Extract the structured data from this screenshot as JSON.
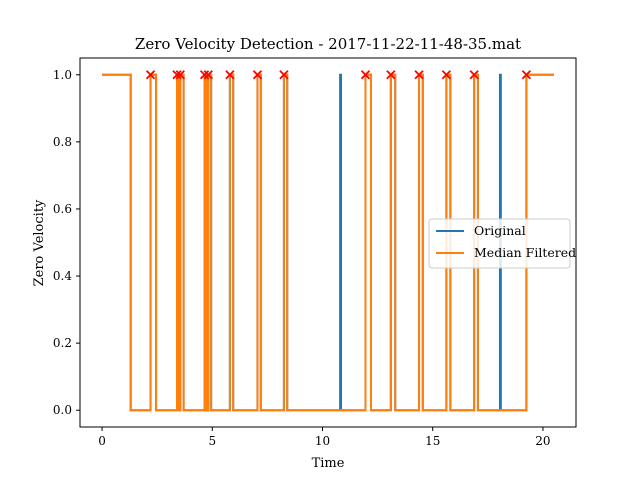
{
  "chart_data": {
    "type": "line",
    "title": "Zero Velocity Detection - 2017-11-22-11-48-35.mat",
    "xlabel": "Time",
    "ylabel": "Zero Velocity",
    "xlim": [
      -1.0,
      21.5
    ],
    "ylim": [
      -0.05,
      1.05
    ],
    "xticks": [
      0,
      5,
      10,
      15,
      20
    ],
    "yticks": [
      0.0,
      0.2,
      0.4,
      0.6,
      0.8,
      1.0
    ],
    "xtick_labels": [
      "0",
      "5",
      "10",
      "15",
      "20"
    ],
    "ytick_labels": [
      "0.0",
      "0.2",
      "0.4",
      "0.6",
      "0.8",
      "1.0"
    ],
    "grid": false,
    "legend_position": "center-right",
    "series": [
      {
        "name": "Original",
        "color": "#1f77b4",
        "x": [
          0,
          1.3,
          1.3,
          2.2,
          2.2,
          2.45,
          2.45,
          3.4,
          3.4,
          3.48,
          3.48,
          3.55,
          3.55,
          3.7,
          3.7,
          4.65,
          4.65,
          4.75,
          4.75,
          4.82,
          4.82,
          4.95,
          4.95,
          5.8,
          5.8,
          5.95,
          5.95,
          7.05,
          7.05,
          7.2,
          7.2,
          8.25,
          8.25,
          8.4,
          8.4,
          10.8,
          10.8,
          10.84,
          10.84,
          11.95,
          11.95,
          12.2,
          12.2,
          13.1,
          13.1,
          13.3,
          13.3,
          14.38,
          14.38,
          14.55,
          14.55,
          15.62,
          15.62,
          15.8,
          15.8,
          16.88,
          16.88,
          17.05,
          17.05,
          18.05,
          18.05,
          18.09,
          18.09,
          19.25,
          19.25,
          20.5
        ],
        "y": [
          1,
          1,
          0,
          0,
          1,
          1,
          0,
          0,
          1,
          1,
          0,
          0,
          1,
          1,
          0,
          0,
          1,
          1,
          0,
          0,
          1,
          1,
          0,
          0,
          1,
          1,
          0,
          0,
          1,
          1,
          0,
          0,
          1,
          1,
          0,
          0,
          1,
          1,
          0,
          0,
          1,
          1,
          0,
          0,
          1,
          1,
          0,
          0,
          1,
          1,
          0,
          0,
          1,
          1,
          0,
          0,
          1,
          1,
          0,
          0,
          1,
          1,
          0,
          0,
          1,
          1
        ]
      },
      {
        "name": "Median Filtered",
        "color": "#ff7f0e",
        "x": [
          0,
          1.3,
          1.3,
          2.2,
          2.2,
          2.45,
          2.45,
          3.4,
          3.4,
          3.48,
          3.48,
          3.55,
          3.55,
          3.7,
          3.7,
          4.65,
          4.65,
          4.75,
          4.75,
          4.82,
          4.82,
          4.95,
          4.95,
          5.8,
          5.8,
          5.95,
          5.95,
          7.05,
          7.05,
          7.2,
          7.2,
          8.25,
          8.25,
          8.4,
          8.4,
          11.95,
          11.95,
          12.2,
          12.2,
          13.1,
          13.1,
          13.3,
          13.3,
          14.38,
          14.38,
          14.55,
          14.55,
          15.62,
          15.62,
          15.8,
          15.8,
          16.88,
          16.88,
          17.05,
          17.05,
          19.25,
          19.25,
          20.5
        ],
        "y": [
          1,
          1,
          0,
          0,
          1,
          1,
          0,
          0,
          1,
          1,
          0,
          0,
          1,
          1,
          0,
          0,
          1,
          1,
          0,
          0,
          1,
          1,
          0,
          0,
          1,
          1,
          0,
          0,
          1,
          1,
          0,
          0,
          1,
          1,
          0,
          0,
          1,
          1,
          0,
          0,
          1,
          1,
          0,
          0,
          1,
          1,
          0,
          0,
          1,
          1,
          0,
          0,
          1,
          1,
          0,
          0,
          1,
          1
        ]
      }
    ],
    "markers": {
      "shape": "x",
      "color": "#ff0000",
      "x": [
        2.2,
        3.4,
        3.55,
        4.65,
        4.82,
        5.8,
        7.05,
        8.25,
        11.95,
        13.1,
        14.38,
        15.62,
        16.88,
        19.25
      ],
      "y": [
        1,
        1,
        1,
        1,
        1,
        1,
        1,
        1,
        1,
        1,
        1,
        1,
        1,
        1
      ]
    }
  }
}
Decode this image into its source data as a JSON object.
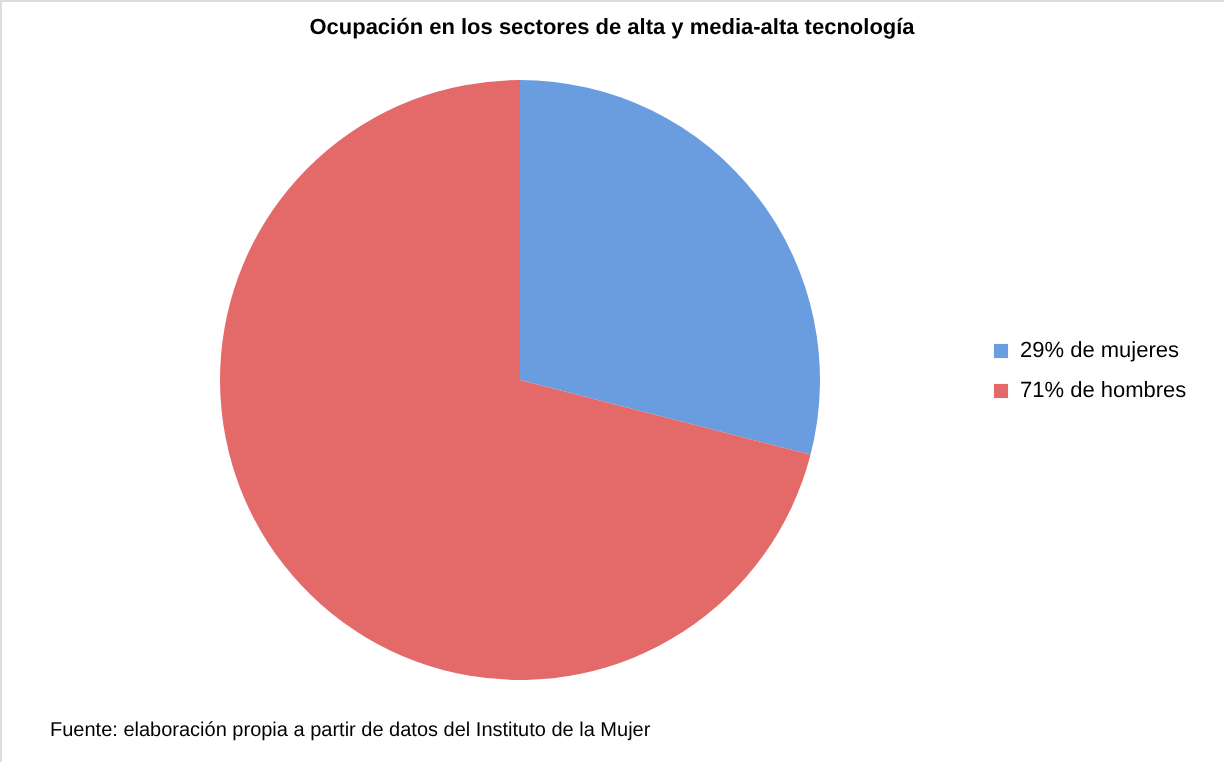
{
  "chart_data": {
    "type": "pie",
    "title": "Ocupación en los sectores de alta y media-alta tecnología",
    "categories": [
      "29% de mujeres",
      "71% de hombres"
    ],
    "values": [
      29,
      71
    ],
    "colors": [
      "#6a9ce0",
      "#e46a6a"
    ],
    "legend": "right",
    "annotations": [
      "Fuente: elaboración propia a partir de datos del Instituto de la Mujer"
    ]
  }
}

• Instruction: Quote all the lines above exactly as given. Do not include the pictures.

• Response to this exercise:
Extract the structured data from this screenshot as JSON.
{
  "chart_data": {
    "type": "line",
    "title": "Zero Velocity Detection - 2017-11-22-11-48-35.mat",
    "xlabel": "Time",
    "ylabel": "Zero Velocity",
    "xlim": [
      -1.0,
      21.5
    ],
    "ylim": [
      -0.05,
      1.05
    ],
    "xticks": [
      0,
      5,
      10,
      15,
      20
    ],
    "yticks": [
      0.0,
      0.2,
      0.4,
      0.6,
      0.8,
      1.0
    ],
    "xtick_labels": [
      "0",
      "5",
      "10",
      "15",
      "20"
    ],
    "ytick_labels": [
      "0.0",
      "0.2",
      "0.4",
      "0.6",
      "0.8",
      "1.0"
    ],
    "grid": false,
    "legend_position": "center-right",
    "series": [
      {
        "name": "Original",
        "color": "#1f77b4",
        "x": [
          0,
          1.3,
          1.3,
          2.2,
          2.2,
          2.45,
          2.45,
          3.4,
          3.4,
          3.48,
          3.48,
          3.55,
          3.55,
          3.7,
          3.7,
          4.65,
          4.65,
          4.75,
          4.75,
          4.82,
          4.82,
          4.95,
          4.95,
          5.8,
          5.8,
          5.95,
          5.95,
          7.05,
          7.05,
          7.2,
          7.2,
          8.25,
          8.25,
          8.4,
          8.4,
          10.8,
          10.8,
          10.84,
          10.84,
          11.95,
          11.95,
          12.2,
          12.2,
          13.1,
          13.1,
          13.3,
          13.3,
          14.38,
          14.38,
          14.55,
          14.55,
          15.62,
          15.62,
          15.8,
          15.8,
          16.88,
          16.88,
          17.05,
          17.05,
          18.05,
          18.05,
          18.09,
          18.09,
          19.25,
          19.25,
          20.5
        ],
        "y": [
          1,
          1,
          0,
          0,
          1,
          1,
          0,
          0,
          1,
          1,
          0,
          0,
          1,
          1,
          0,
          0,
          1,
          1,
          0,
          0,
          1,
          1,
          0,
          0,
          1,
          1,
          0,
          0,
          1,
          1,
          0,
          0,
          1,
          1,
          0,
          0,
          1,
          1,
          0,
          0,
          1,
          1,
          0,
          0,
          1,
          1,
          0,
          0,
          1,
          1,
          0,
          0,
          1,
          1,
          0,
          0,
          1,
          1,
          0,
          0,
          1,
          1,
          0,
          0,
          1,
          1
        ]
      },
      {
        "name": "Median Filtered",
        "color": "#ff7f0e",
        "x": [
          0,
          1.3,
          1.3,
          2.2,
          2.2,
          2.45,
          2.45,
          3.4,
          3.4,
          3.48,
          3.48,
          3.55,
          3.55,
          3.7,
          3.7,
          4.65,
          4.65,
          4.75,
          4.75,
          4.82,
          4.82,
          4.95,
          4.95,
          5.8,
          5.8,
          5.95,
          5.95,
          7.05,
          7.05,
          7.2,
          7.2,
          8.25,
          8.25,
          8.4,
          8.4,
          11.95,
          11.95,
          12.2,
          12.2,
          13.1,
          13.1,
          13.3,
          13.3,
          14.38,
          14.38,
          14.55,
          14.55,
          15.62,
          15.62,
          15.8,
          15.8,
          16.88,
          16.88,
          17.05,
          17.05,
          19.25,
          19.25,
          20.5
        ],
        "y": [
          1,
          1,
          0,
          0,
          1,
          1,
          0,
          0,
          1,
          1,
          0,
          0,
          1,
          1,
          0,
          0,
          1,
          1,
          0,
          0,
          1,
          1,
          0,
          0,
          1,
          1,
          0,
          0,
          1,
          1,
          0,
          0,
          1,
          1,
          0,
          0,
          1,
          1,
          0,
          0,
          1,
          1,
          0,
          0,
          1,
          1,
          0,
          0,
          1,
          1,
          0,
          0,
          1,
          1,
          0,
          0,
          1,
          1
        ]
      }
    ],
    "markers": {
      "shape": "x",
      "color": "#ff0000",
      "x": [
        2.2,
        3.4,
        3.55,
        4.65,
        4.82,
        5.8,
        7.05,
        8.25,
        11.95,
        13.1,
        14.38,
        15.62,
        16.88,
        19.25
      ],
      "y": [
        1,
        1,
        1,
        1,
        1,
        1,
        1,
        1,
        1,
        1,
        1,
        1,
        1,
        1
      ]
    }
  }
}
Decode this image into its source data as a JSON object.
{
  "chart_data": {
    "type": "pie",
    "title": "Ocupación en los sectores de alta y media-alta tecnología",
    "categories": [
      "29% de mujeres",
      "71% de hombres"
    ],
    "values": [
      29,
      71
    ],
    "colors": [
      "#6a9ce0",
      "#e46a6a"
    ],
    "legend": "right",
    "annotations": [
      "Fuente: elaboración propia a partir de datos del Instituto de la Mujer"
    ]
  }
}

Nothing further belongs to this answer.